▶ _What is required_
Copy out every record below with complete accuracy.

▶ _Given entries_
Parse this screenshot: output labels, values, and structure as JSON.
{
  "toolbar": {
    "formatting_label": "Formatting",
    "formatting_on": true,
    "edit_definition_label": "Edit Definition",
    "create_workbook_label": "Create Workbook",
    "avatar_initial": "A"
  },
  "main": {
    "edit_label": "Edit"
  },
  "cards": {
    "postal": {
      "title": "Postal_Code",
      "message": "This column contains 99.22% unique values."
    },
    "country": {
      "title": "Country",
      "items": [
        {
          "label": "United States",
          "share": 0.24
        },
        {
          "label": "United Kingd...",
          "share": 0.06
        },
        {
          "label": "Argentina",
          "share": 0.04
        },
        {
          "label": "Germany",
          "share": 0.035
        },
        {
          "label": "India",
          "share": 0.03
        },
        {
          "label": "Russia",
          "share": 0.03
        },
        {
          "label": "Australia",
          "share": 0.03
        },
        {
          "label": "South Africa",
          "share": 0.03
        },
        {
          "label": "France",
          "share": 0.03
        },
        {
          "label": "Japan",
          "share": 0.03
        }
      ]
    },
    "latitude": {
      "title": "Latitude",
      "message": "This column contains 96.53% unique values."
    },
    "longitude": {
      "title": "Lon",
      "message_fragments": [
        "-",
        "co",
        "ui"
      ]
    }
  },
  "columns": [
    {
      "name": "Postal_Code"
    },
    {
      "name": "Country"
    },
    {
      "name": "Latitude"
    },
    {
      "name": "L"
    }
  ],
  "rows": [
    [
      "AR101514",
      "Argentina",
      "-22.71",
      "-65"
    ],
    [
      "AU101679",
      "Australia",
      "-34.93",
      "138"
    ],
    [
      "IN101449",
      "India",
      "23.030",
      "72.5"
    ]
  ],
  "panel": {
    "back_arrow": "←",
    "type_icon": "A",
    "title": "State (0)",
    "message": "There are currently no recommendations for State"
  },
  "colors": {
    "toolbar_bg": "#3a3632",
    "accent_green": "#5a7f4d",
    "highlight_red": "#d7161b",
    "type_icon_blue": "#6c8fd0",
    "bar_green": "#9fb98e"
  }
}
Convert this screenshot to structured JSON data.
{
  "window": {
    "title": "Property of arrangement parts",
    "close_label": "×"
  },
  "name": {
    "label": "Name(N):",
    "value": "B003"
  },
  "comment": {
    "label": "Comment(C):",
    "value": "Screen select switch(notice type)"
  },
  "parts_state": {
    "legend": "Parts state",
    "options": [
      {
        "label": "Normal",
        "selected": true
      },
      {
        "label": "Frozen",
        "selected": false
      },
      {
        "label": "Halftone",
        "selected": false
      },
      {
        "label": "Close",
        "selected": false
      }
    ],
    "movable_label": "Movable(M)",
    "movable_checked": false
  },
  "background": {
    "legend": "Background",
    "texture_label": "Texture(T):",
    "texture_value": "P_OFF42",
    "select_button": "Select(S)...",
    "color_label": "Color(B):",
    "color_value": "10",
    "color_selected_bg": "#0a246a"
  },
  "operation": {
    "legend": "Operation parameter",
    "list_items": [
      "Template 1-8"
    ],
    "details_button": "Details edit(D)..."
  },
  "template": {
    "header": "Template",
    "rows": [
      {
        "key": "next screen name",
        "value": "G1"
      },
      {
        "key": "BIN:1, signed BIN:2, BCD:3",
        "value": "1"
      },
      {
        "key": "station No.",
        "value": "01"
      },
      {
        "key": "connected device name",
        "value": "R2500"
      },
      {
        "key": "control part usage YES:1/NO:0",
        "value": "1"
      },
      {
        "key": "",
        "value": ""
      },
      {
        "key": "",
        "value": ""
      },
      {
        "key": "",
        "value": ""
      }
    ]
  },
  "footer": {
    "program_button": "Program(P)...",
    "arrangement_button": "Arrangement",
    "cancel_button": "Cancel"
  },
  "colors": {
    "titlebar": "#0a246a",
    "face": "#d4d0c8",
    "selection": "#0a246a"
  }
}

▶ _Solution_
Parse this screenshot: output labels, values, and structure as JSON.
{
  "toolbar": {
    "formatting_label": "Formatting",
    "formatting_on": true,
    "edit_definition_label": "Edit Definition",
    "create_workbook_label": "Create Workbook",
    "avatar_initial": "A"
  },
  "main": {
    "edit_label": "Edit"
  },
  "cards": {
    "postal": {
      "title": "Postal_Code",
      "message": "This column contains 99.22% unique values."
    },
    "country": {
      "title": "Country",
      "items": [
        {
          "label": "United States",
          "share": 0.24
        },
        {
          "label": "United Kingd...",
          "share": 0.06
        },
        {
          "label": "Argentina",
          "share": 0.04
        },
        {
          "label": "Germany",
          "share": 0.035
        },
        {
          "label": "India",
          "share": 0.03
        },
        {
          "label": "Russia",
          "share": 0.03
        },
        {
          "label": "Australia",
          "share": 0.03
        },
        {
          "label": "South Africa",
          "share": 0.03
        },
        {
          "label": "France",
          "share": 0.03
        },
        {
          "label": "Japan",
          "share": 0.03
        }
      ]
    },
    "latitude": {
      "title": "Latitude",
      "message": "This column contains 96.53% unique values."
    },
    "longitude": {
      "title": "Lon",
      "message_fragments": [
        "-",
        "co",
        "ui"
      ]
    }
  },
  "columns": [
    {
      "name": "Postal_Code"
    },
    {
      "name": "Country"
    },
    {
      "name": "Latitude"
    },
    {
      "name": "L"
    }
  ],
  "rows": [
    [
      "AR101514",
      "Argentina",
      "-22.71",
      "-65"
    ],
    [
      "AU101679",
      "Australia",
      "-34.93",
      "138"
    ],
    [
      "IN101449",
      "India",
      "23.030",
      "72.5"
    ]
  ],
  "panel": {
    "back_arrow": "←",
    "type_icon": "A",
    "title": "State (0)",
    "message": "There are currently no recommendations for State"
  },
  "colors": {
    "toolbar_bg": "#3a3632",
    "accent_green": "#5a7f4d",
    "highlight_red": "#d7161b",
    "type_icon_blue": "#6c8fd0",
    "bar_green": "#9fb98e"
  }
}
Convert this screenshot to structured JSON data.
{
  "window": {
    "title": "Property of arrangement parts",
    "close_label": "×"
  },
  "name": {
    "label": "Name(N):",
    "value": "B003"
  },
  "comment": {
    "label": "Comment(C):",
    "value": "Screen select switch(notice type)"
  },
  "parts_state": {
    "legend": "Parts state",
    "options": [
      {
        "label": "Normal",
        "selected": true
      },
      {
        "label": "Frozen",
        "selected": false
      },
      {
        "label": "Halftone",
        "selected": false
      },
      {
        "label": "Close",
        "selected": false
      }
    ],
    "movable_label": "Movable(M)",
    "movable_checked": false
  },
  "background": {
    "legend": "Background",
    "texture_label": "Texture(T):",
    "texture_value": "P_OFF42",
    "select_button": "Select(S)...",
    "color_label": "Color(B):",
    "color_value": "10",
    "color_selected_bg": "#0a246a"
  },
  "operation": {
    "legend": "Operation parameter",
    "list_items": [
      "Template 1-8"
    ],
    "details_button": "Details edit(D)..."
  },
  "template": {
    "header": "Template",
    "rows": [
      {
        "key": "next screen name",
        "value": "G1"
      },
      {
        "key": "BIN:1, signed BIN:2, BCD:3",
        "value": "1"
      },
      {
        "key": "station No.",
        "value": "01"
      },
      {
        "key": "connected device name",
        "value": "R2500"
      },
      {
        "key": "control part usage YES:1/NO:0",
        "value": "1"
      },
      {
        "key": "",
        "value": ""
      },
      {
        "key": "",
        "value": ""
      },
      {
        "key": "",
        "value": ""
      }
    ]
  },
  "footer": {
    "program_button": "Program(P)...",
    "arrangement_button": "Arrangement",
    "cancel_button": "Cancel"
  },
  "colors": {
    "titlebar": "#0a246a",
    "face": "#d4d0c8",
    "selection": "#0a246a"
  }
}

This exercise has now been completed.